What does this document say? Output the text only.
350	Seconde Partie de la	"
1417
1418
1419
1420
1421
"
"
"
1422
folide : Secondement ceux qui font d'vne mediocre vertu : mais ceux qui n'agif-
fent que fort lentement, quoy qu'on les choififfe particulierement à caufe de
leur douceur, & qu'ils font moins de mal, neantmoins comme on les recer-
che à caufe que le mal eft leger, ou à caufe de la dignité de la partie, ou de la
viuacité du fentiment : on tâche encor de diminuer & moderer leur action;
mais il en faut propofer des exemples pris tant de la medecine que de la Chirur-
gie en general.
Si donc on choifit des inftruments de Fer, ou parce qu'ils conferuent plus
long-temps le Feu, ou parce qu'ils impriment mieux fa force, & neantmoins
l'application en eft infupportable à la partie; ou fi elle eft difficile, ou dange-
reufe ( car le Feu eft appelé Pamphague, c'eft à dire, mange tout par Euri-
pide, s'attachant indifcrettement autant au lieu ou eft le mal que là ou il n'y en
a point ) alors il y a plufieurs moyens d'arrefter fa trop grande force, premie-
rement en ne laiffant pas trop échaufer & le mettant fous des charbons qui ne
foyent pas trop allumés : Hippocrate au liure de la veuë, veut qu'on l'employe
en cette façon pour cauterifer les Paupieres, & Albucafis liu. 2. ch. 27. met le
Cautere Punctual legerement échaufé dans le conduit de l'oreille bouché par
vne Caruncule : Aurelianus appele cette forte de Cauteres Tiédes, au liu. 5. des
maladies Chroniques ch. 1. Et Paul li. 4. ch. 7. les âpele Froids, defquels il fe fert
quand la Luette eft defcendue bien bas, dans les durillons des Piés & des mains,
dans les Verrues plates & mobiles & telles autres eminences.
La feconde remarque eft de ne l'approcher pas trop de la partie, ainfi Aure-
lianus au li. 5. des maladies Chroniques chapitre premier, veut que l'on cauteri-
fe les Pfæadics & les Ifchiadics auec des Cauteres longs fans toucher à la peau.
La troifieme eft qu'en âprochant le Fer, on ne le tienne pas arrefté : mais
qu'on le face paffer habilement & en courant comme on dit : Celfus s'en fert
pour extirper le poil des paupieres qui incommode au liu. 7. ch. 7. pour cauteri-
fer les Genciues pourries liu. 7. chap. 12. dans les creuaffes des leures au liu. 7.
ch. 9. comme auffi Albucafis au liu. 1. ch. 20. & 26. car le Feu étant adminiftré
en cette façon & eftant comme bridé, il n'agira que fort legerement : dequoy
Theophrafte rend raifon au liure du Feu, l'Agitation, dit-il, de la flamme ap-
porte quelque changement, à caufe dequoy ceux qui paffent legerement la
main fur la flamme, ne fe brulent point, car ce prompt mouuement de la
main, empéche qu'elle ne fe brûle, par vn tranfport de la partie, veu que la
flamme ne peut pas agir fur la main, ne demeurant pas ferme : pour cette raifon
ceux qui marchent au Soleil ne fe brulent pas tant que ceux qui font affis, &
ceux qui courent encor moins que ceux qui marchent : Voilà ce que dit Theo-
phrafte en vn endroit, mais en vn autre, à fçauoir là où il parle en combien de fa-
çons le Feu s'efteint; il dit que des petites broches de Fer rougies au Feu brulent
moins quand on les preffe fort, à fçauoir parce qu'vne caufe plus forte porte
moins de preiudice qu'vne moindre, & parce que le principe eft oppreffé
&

────────────────

GOAL
Only the number is wanted: how many lines of these entries contain the string "forte"?

PROBLEM SOLUTION
2